** Written instruction **
Omit the images, then print each record below exactly as it reads.

** Material **
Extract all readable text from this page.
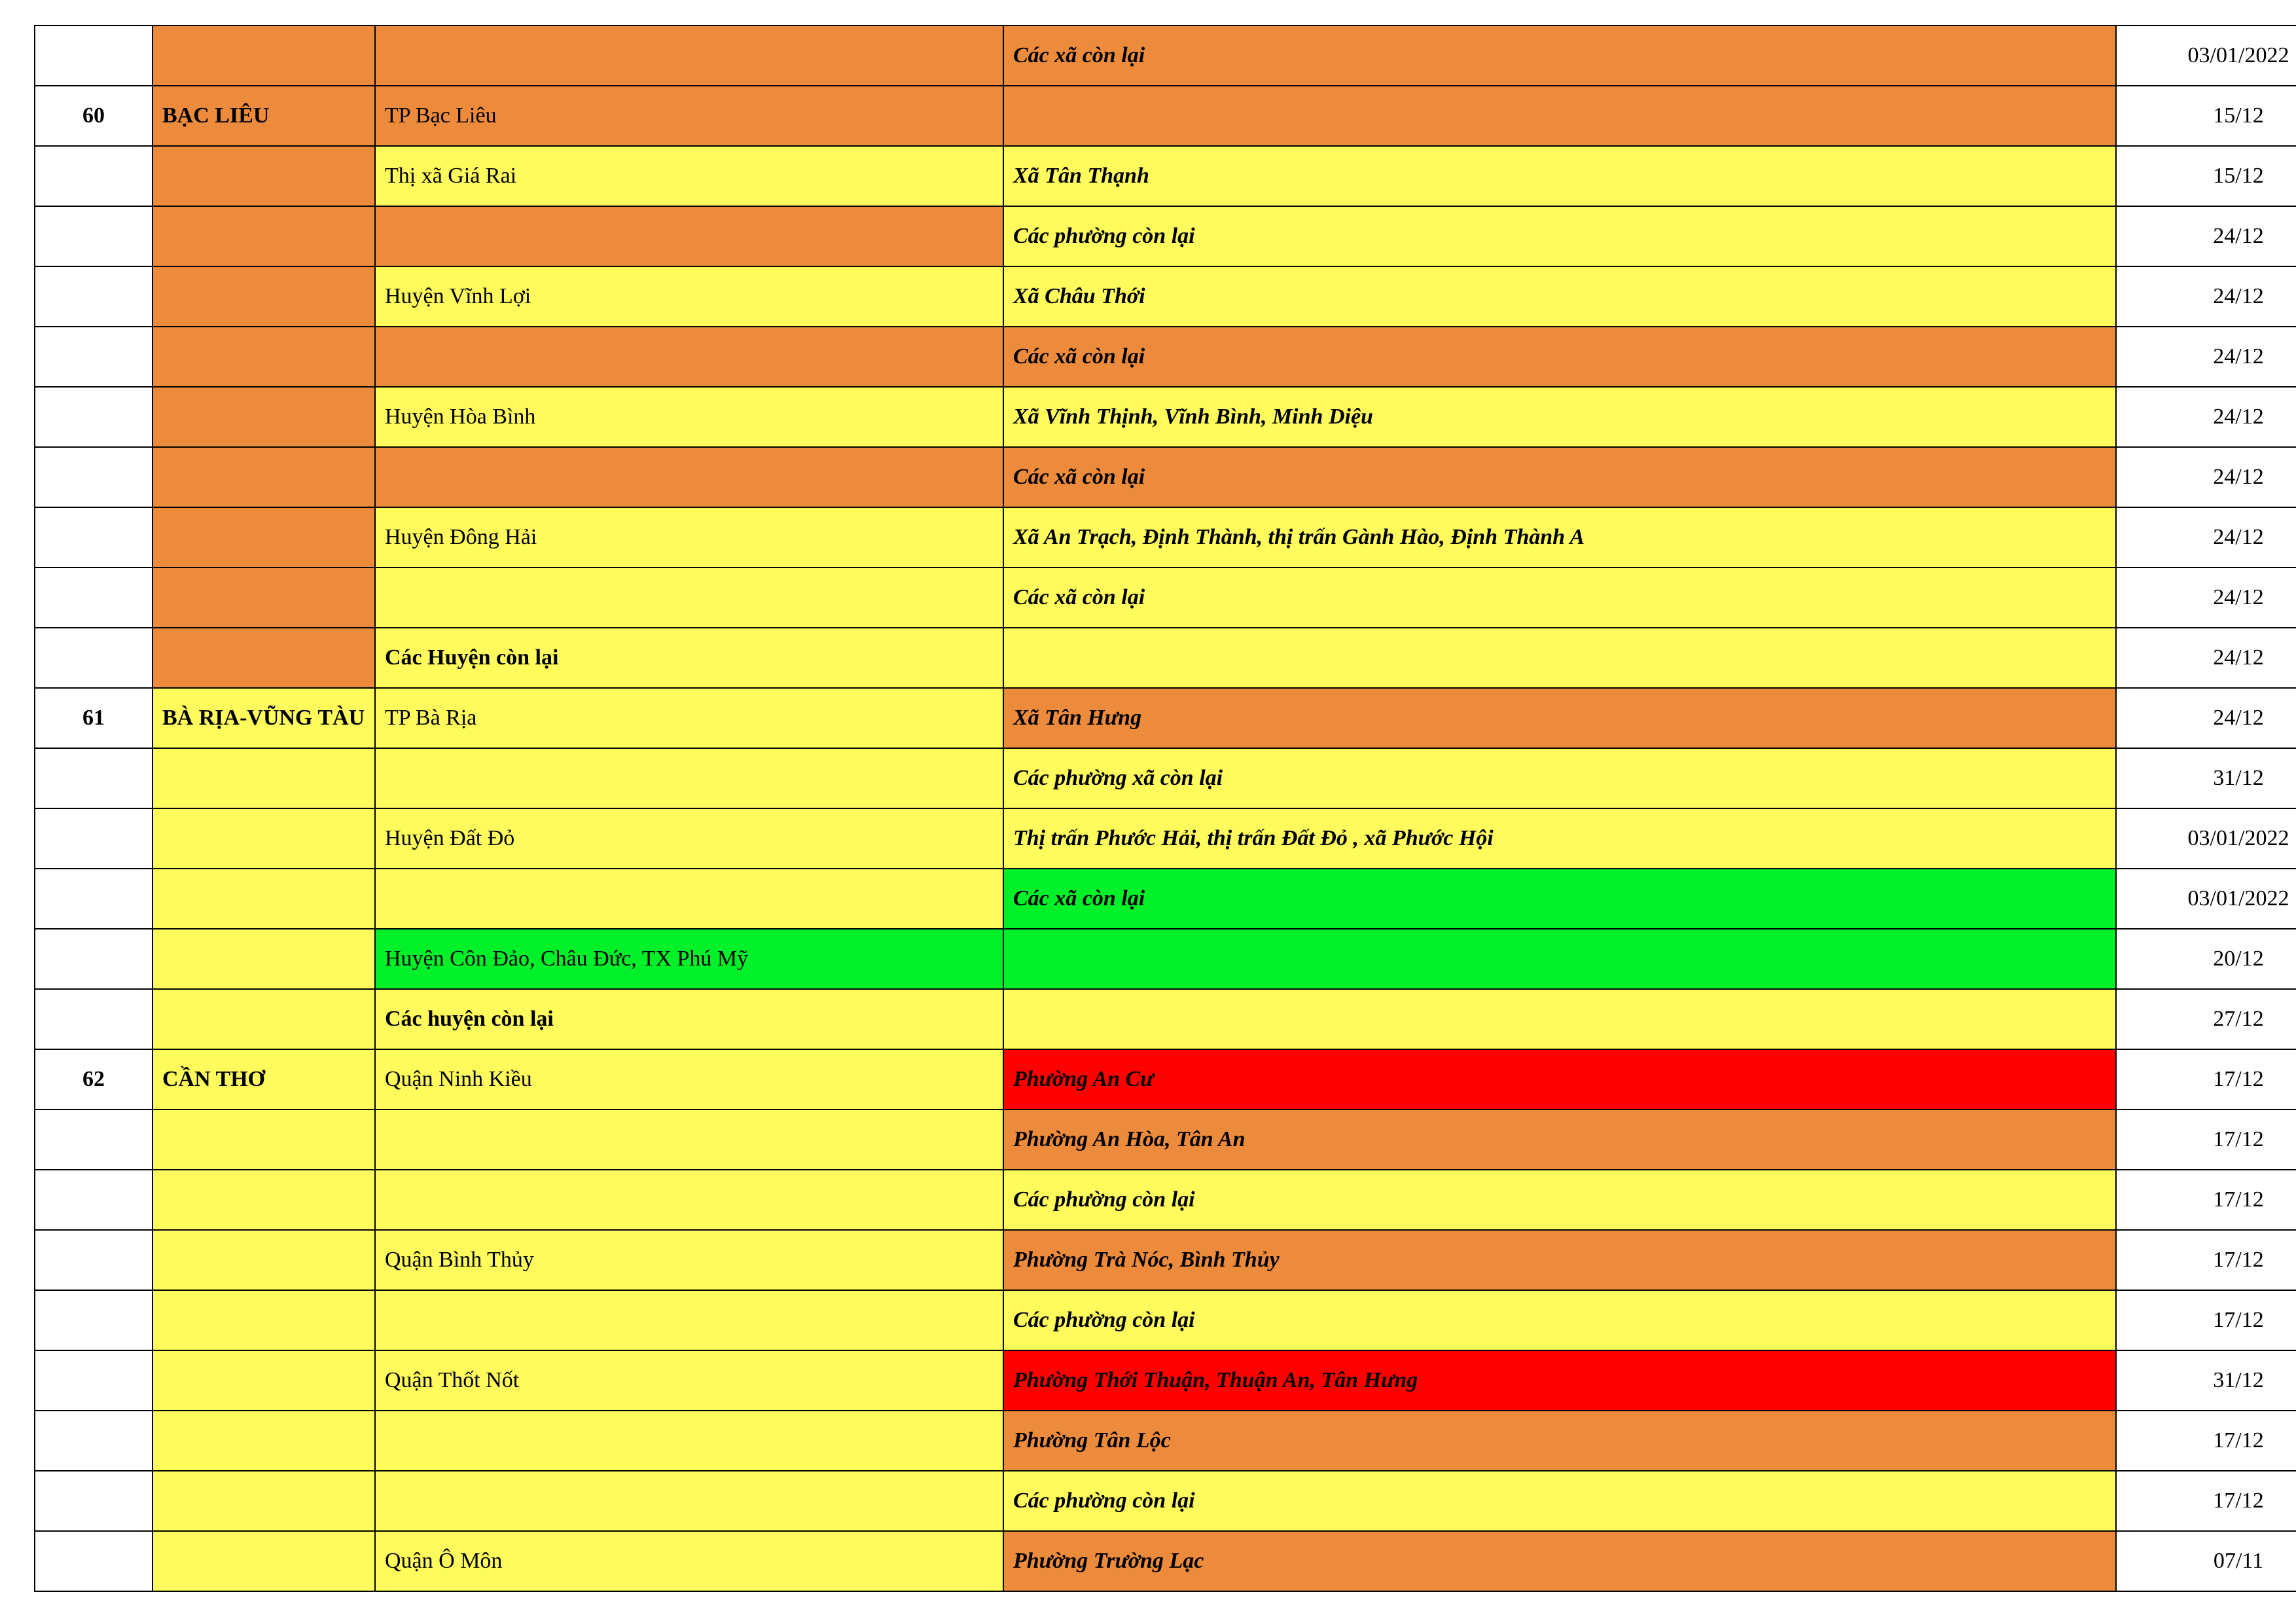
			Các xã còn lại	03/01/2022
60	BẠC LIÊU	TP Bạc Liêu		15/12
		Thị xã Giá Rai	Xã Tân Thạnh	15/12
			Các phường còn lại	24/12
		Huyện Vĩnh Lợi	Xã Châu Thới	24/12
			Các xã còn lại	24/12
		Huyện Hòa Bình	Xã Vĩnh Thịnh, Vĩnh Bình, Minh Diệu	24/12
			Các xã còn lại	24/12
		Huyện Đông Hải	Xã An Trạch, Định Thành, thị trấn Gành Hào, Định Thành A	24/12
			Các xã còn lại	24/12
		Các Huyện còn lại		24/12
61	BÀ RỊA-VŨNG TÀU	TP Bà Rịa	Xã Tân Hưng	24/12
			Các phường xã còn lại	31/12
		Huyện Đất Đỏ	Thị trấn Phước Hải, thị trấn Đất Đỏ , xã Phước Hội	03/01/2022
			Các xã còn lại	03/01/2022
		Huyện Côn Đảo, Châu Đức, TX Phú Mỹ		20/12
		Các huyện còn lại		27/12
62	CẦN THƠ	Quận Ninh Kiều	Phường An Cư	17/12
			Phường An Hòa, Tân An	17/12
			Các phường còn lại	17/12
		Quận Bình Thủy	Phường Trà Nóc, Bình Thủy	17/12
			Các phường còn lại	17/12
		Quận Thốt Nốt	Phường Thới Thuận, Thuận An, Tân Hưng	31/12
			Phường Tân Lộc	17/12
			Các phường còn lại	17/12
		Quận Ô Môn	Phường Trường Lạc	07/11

** Solution for this exercise **
Extract all readable text from this page.
			Các xã còn lại	03/01/2022
60	BẠC LIÊU	TP Bạc Liêu		15/12
		Thị xã Giá Rai	Xã Tân Thạnh	15/12
			Các phường còn lại	24/12
		Huyện Vĩnh Lợi	Xã Châu Thới	24/12
			Các xã còn lại	24/12
		Huyện Hòa Bình	Xã Vĩnh Thịnh, Vĩnh Bình, Minh Diệu	24/12
			Các xã còn lại	24/12
		Huyện Đông Hải	Xã An Trạch, Định Thành, thị trấn Gành Hào, Định Thành A	24/12
			Các xã còn lại	24/12
		Các Huyện còn lại		24/12
61	BÀ RỊA-VŨNG TÀU	TP Bà Rịa	Xã Tân Hưng	24/12
			Các phường xã còn lại	31/12
		Huyện Đất Đỏ	Thị trấn Phước Hải, thị trấn Đất Đỏ , xã Phước Hội	03/01/2022
			Các xã còn lại	03/01/2022
		Huyện Côn Đảo, Châu Đức, TX Phú Mỹ		20/12
		Các huyện còn lại		27/12
62	CẦN THƠ	Quận Ninh Kiều	Phường An Cư	17/12
			Phường An Hòa, Tân An	17/12
			Các phường còn lại	17/12
		Quận Bình Thủy	Phường Trà Nóc, Bình Thủy	17/12
			Các phường còn lại	17/12
		Quận Thốt Nốt	Phường Thới Thuận, Thuận An, Tân Hưng	31/12
			Phường Tân Lộc	17/12
			Các phường còn lại	17/12
		Quận Ô Môn	Phường Trường Lạc	07/11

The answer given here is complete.